[Stored data]
— start —

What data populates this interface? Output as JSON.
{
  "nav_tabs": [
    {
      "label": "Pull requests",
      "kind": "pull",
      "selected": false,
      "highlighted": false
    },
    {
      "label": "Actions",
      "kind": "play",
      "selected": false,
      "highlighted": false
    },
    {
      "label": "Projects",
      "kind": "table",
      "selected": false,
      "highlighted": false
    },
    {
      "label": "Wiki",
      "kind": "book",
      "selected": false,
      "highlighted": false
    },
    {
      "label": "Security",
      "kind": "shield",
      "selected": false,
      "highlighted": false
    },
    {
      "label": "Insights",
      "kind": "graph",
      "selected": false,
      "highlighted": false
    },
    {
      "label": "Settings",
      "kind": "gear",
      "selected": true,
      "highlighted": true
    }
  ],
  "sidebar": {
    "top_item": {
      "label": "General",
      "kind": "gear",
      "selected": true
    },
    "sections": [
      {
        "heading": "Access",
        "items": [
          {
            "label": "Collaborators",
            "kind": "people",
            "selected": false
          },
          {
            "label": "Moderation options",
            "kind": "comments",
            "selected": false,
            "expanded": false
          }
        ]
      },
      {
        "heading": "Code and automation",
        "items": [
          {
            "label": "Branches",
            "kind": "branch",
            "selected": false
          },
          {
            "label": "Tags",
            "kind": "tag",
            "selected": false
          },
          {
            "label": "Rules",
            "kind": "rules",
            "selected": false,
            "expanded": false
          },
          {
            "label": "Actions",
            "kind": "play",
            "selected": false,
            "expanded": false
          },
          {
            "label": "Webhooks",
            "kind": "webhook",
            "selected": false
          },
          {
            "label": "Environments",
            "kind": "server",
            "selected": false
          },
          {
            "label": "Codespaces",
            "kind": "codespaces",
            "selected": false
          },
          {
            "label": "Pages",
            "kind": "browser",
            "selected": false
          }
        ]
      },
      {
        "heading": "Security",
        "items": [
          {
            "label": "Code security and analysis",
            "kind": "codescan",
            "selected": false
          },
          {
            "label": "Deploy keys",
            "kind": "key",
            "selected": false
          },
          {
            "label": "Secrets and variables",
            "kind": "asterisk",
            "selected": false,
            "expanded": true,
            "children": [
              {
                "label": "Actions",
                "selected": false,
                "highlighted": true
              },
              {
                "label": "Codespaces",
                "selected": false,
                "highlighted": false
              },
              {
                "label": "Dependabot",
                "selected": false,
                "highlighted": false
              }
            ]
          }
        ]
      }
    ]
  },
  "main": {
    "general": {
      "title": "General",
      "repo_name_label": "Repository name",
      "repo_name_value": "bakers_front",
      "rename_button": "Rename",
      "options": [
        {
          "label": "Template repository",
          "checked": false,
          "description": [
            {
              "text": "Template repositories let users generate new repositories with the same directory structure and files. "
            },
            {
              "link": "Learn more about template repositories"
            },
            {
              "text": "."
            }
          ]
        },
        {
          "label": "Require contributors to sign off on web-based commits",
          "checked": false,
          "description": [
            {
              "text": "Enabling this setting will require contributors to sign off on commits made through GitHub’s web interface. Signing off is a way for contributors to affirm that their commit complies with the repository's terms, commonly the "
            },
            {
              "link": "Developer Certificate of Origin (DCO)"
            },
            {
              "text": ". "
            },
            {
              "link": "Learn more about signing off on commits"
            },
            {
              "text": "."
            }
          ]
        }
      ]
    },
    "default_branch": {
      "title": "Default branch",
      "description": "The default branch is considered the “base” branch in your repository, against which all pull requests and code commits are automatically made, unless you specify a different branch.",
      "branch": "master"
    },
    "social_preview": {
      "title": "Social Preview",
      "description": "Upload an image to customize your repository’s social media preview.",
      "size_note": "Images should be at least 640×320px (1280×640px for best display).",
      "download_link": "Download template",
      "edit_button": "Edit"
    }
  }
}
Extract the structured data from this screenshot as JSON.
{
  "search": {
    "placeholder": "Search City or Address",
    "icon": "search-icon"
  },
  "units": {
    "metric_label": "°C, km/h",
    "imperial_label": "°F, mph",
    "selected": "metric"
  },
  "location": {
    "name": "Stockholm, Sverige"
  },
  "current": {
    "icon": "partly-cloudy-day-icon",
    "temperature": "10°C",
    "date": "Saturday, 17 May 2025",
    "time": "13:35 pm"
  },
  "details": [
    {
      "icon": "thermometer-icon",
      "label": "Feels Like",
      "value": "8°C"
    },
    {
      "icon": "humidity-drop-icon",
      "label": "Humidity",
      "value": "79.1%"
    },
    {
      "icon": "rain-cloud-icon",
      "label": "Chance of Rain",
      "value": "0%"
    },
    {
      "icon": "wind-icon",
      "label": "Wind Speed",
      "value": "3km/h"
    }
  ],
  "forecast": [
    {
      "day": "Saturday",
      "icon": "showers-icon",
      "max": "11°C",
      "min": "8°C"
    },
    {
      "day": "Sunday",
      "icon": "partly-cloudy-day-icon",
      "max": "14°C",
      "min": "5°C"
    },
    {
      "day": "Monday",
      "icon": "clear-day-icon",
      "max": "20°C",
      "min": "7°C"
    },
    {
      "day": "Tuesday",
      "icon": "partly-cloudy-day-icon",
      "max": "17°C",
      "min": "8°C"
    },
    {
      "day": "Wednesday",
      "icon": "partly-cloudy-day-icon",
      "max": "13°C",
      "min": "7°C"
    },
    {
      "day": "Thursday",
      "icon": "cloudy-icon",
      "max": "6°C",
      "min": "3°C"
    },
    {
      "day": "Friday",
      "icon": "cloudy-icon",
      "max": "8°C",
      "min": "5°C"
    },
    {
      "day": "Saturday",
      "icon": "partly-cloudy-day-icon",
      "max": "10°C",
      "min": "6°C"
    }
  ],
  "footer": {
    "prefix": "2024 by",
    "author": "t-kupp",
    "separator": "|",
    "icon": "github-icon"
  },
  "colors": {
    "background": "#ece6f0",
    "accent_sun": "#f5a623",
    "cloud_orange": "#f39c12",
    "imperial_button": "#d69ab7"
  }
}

— end —

Print the material verbatim, all of it.

What data populates this interface? Output as JSON.
{
  "nav_tabs": [
    {
      "label": "Pull requests",
      "kind": "pull",
      "selected": false,
      "highlighted": false
    },
    {
      "label": "Actions",
      "kind": "play",
      "selected": false,
      "highlighted": false
    },
    {
      "label": "Projects",
      "kind": "table",
      "selected": false,
      "highlighted": false
    },
    {
      "label": "Wiki",
      "kind": "book",
      "selected": false,
      "highlighted": false
    },
    {
      "label": "Security",
      "kind": "shield",
      "selected": false,
      "highlighted": false
    },
    {
      "label": "Insights",
      "kind": "graph",
      "selected": false,
      "highlighted": false
    },
    {
      "label": "Settings",
      "kind": "gear",
      "selected": true,
      "highlighted": true
    }
  ],
  "sidebar": {
    "top_item": {
      "label": "General",
      "kind": "gear",
      "selected": true
    },
    "sections": [
      {
        "heading": "Access",
        "items": [
          {
            "label": "Collaborators",
            "kind": "people",
            "selected": false
          },
          {
            "label": "Moderation options",
            "kind": "comments",
            "selected": false,
            "expanded": false
          }
        ]
      },
      {
        "heading": "Code and automation",
        "items": [
          {
            "label": "Branches",
            "kind": "branch",
            "selected": false
          },
          {
            "label": "Tags",
            "kind": "tag",
            "selected": false
          },
          {
            "label": "Rules",
            "kind": "rules",
            "selected": false,
            "expanded": false
          },
          {
            "label": "Actions",
            "kind": "play",
            "selected": false,
            "expanded": false
          },
          {
            "label": "Webhooks",
            "kind": "webhook",
            "selected": false
          },
          {
            "label": "Environments",
            "kind": "server",
            "selected": false
          },
          {
            "label": "Codespaces",
            "kind": "codespaces",
            "selected": false
          },
          {
            "label": "Pages",
            "kind": "browser",
            "selected": false
          }
        ]
      },
      {
        "heading": "Security",
        "items": [
          {
            "label": "Code security and analysis",
            "kind": "codescan",
            "selected": false
          },
          {
            "label": "Deploy keys",
            "kind": "key",
            "selected": false
          },
          {
            "label": "Secrets and variables",
            "kind": "asterisk",
            "selected": false,
            "expanded": true,
            "children": [
              {
                "label": "Actions",
                "selected": false,
                "highlighted": true
              },
              {
                "label": "Codespaces",
                "selected": false,
                "highlighted": false
              },
              {
                "label": "Dependabot",
                "selected": false,
                "highlighted": false
              }
            ]
          }
        ]
      }
    ]
  },
  "main": {
    "general": {
      "title": "General",
      "repo_name_label": "Repository name",
      "repo_name_value": "bakers_front",
      "rename_button": "Rename",
      "options": [
        {
          "label": "Template repository",
          "checked": false,
          "description": [
            {
              "text": "Template repositories let users generate new repositories with the same directory structure and files. "
            },
            {
              "link": "Learn more about template repositories"
            },
            {
              "text": "."
            }
          ]
        },
        {
          "label": "Require contributors to sign off on web-based commits",
          "checked": false,
          "description": [
            {
              "text": "Enabling this setting will require contributors to sign off on commits made through GitHub’s web interface. Signing off is a way for contributors to affirm that their commit complies with the repository's terms, commonly the "
            },
            {
              "link": "Developer Certificate of Origin (DCO)"
            },
            {
              "text": ". "
            },
            {
              "link": "Learn more about signing off on commits"
            },
            {
              "text": "."
            }
          ]
        }
      ]
    },
    "default_branch": {
      "title": "Default branch",
      "description": "The default branch is considered the “base” branch in your repository, against which all pull requests and code commits are automatically made, unless you specify a different branch.",
      "branch": "master"
    },
    "social_preview": {
      "title": "Social Preview",
      "description": "Upload an image to customize your repository’s social media preview.",
      "size_note": "Images should be at least 640×320px (1280×640px for best display).",
      "download_link": "Download template",
      "edit_button": "Edit"
    }
  }
}
Extract the structured data from this screenshot as JSON.
{
  "search": {
    "placeholder": "Search City or Address",
    "icon": "search-icon"
  },
  "units": {
    "metric_label": "°C, km/h",
    "imperial_label": "°F, mph",
    "selected": "metric"
  },
  "location": {
    "name": "Stockholm, Sverige"
  },
  "current": {
    "icon": "partly-cloudy-day-icon",
    "temperature": "10°C",
    "date": "Saturday, 17 May 2025",
    "time": "13:35 pm"
  },
  "details": [
    {
      "icon": "thermometer-icon",
      "label": "Feels Like",
      "value": "8°C"
    },
    {
      "icon": "humidity-drop-icon",
      "label": "Humidity",
      "value": "79.1%"
    },
    {
      "icon": "rain-cloud-icon",
      "label": "Chance of Rain",
      "value": "0%"
    },
    {
      "icon": "wind-icon",
      "label": "Wind Speed",
      "value": "3km/h"
    }
  ],
  "forecast": [
    {
      "day": "Saturday",
      "icon": "showers-icon",
      "max": "11°C",
      "min": "8°C"
    },
    {
      "day": "Sunday",
      "icon": "partly-cloudy-day-icon",
      "max": "14°C",
      "min": "5°C"
    },
    {
      "day": "Monday",
      "icon": "clear-day-icon",
      "max": "20°C",
      "min": "7°C"
    },
    {
      "day": "Tuesday",
      "icon": "partly-cloudy-day-icon",
      "max": "17°C",
      "min": "8°C"
    },
    {
      "day": "Wednesday",
      "icon": "partly-cloudy-day-icon",
      "max": "13°C",
      "min": "7°C"
    },
    {
      "day": "Thursday",
      "icon": "cloudy-icon",
      "max": "6°C",
      "min": "3°C"
    },
    {
      "day": "Friday",
      "icon": "cloudy-icon",
      "max": "8°C",
      "min": "5°C"
    },
    {
      "day": "Saturday",
      "icon": "partly-cloudy-day-icon",
      "max": "10°C",
      "min": "6°C"
    }
  ],
  "footer": {
    "prefix": "2024 by",
    "author": "t-kupp",
    "separator": "|",
    "icon": "github-icon"
  },
  "colors": {
    "background": "#ece6f0",
    "accent_sun": "#f5a623",
    "cloud_orange": "#f39c12",
    "imperial_button": "#d69ab7"
  }
}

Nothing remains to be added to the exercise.